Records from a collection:
************

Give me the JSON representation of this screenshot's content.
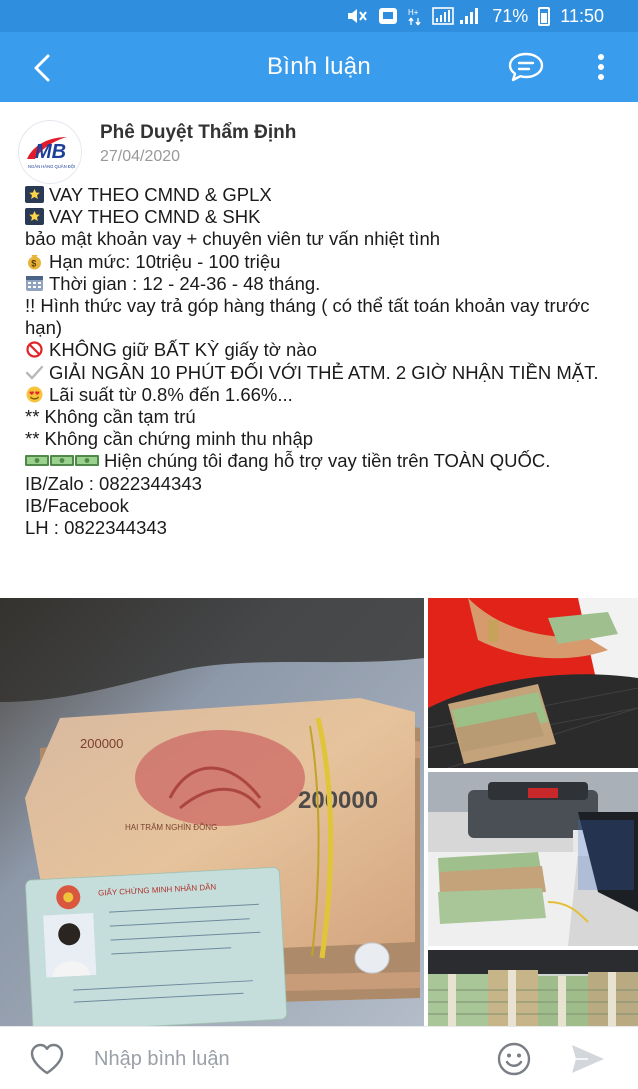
{
  "status_bar": {
    "battery_percent": "71%",
    "time": "11:50",
    "icons": [
      "mute-icon",
      "notification-icon",
      "hd-icon",
      "signal-icon",
      "battery-icon"
    ]
  },
  "app_bar": {
    "title": "Bình luận",
    "back_icon": "chevron-left-icon",
    "chat_icon": "chat-bubble-icon",
    "more_icon": "more-vertical-icon"
  },
  "post": {
    "author": "Phê Duyệt Thẩm Định",
    "avatar_logo_text": "MB",
    "avatar_sub_text": "NGÂN HÀNG QUÂN ĐỘI",
    "date": "27/04/2020",
    "lines": {
      "l1": "VAY THEO CMND & GPLX",
      "l2": "VAY THEO CMND & SHK",
      "l3": "bảo mật khoản vay + chuyên viên tư vấn nhiệt tình",
      "l4": "Hạn mức: 10triệu - 100 triệu",
      "l5": "Thời gian : 12 - 24-36 - 48 tháng.",
      "l6": "!! Hình thức vay trả góp hàng tháng ( có thể tất toán khoản vay trước hạn)",
      "l7": "KHÔNG giữ BẤT KỲ giấy tờ nào",
      "l8": "GIẢI NGÂN 10 PHÚT ĐỐI VỚI THẺ ATM. 2 GIỜ NHẬN TIỀN MẶT.",
      "l9": "Lãi suất từ 0.8% đến 1.66%...",
      "l10": "** Không cần tạm trú",
      "l11": "** Không cần chứng minh thu nhập",
      "l12": "Hiện chúng tôi đang hỗ trợ vay tiền trên TOÀN QUỐC.",
      "l13": "IB/Zalo : 0822344343",
      "l14": "IB/Facebook",
      "l15": "LH : 0822344343"
    },
    "photo_texts": {
      "banknote_value": "200000",
      "banknote_value_small": "200000",
      "banknote_words": "HAI TRĂM NGHÌN ĐỒNG",
      "id_card_title": "GIẤY CHỨNG MINH NHÂN DÂN"
    }
  },
  "bottom_bar": {
    "placeholder": "Nhập bình luận",
    "like_icon": "heart-outline-icon",
    "emoji_icon": "smiley-icon",
    "send_icon": "send-icon"
  },
  "colors": {
    "app_bar": "#3a9cec",
    "status_bar": "#2f8fde",
    "text": "#1b1b1b",
    "date": "#999999"
  }
}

************

Copy all lines from the entries that contain the word "khoản".

THE RESPONSE:
      "l3": "bảo mật khoản vay + chuyên viên tư vấn nhiệt tình",
      "l6": "!! Hình thức vay trả góp hàng tháng ( có thể tất toán khoản vay trước hạn)",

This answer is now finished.